## DIRECTIONS
Find each line with "JSON" and copy it.

## MATERIAL SUPPLIED

****

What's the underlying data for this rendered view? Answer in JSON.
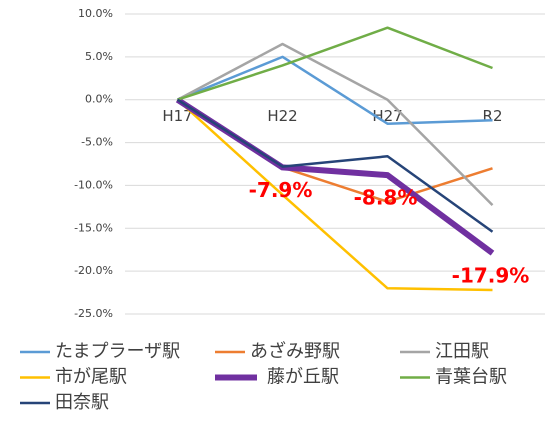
{
  "chart_data": {
    "type": "line",
    "categories": [
      "H17",
      "H22",
      "H27",
      "R2"
    ],
    "ylim": [
      -25,
      10
    ],
    "yticks": [
      {
        "value": -25,
        "label": "-25.0%"
      },
      {
        "value": -20,
        "label": "-20.0%"
      },
      {
        "value": -15,
        "label": "-15.0%"
      },
      {
        "value": -10,
        "label": "-10.0%"
      },
      {
        "value": -5,
        "label": "-5.0%"
      },
      {
        "value": 0,
        "label": "0.0%"
      },
      {
        "value": 5,
        "label": "5.0%"
      },
      {
        "value": 10,
        "label": "10.0%"
      }
    ],
    "grid": true,
    "legend": "bottom",
    "series": [
      {
        "name": "たまプラーザ駅",
        "color": "#5b9bd5",
        "values": [
          0,
          5.0,
          -2.8,
          -2.4
        ]
      },
      {
        "name": "あざみ野駅",
        "color": "#ed7d31",
        "values": [
          0,
          -7.9,
          -11.9,
          -8.0
        ]
      },
      {
        "name": "江田駅",
        "color": "#a5a5a5",
        "values": [
          0,
          6.5,
          0,
          -12.3
        ]
      },
      {
        "name": "市が尾駅",
        "color": "#ffc000",
        "values": [
          0,
          -11.1,
          -22.0,
          -22.2
        ]
      },
      {
        "name": "藤が丘駅",
        "color": "#7030a0",
        "values": [
          0,
          -7.9,
          -8.8,
          -17.9
        ],
        "value_labels": [
          null,
          "-7.9%",
          "-8.8%",
          "-17.9%"
        ],
        "label_color": "#ff0000"
      },
      {
        "name": "青葉台駅",
        "color": "#70ad47",
        "values": [
          0,
          4.0,
          8.4,
          3.7
        ]
      },
      {
        "name": "田奈駅",
        "color": "#264478",
        "values": [
          0,
          -7.8,
          -6.6,
          -15.4
        ]
      }
    ]
  }
}
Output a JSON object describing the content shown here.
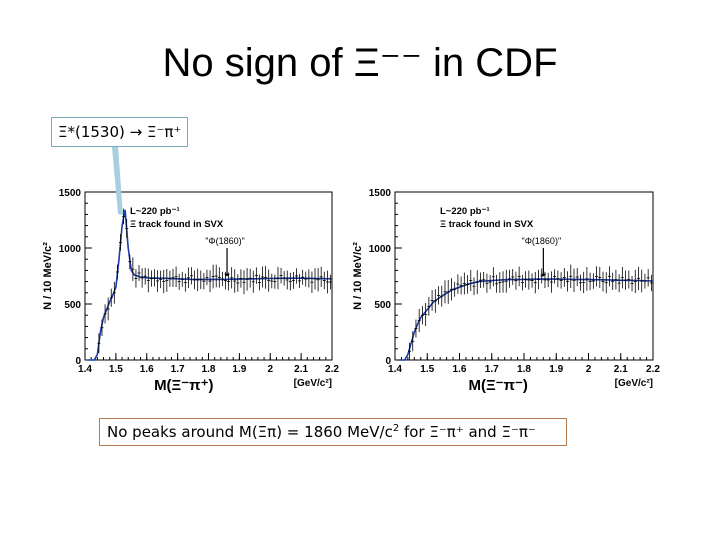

****

## FULL SOLUTION
What's the underlying data for this rendered view? Answer in JSON.
Output a JSON object describing the content shown here.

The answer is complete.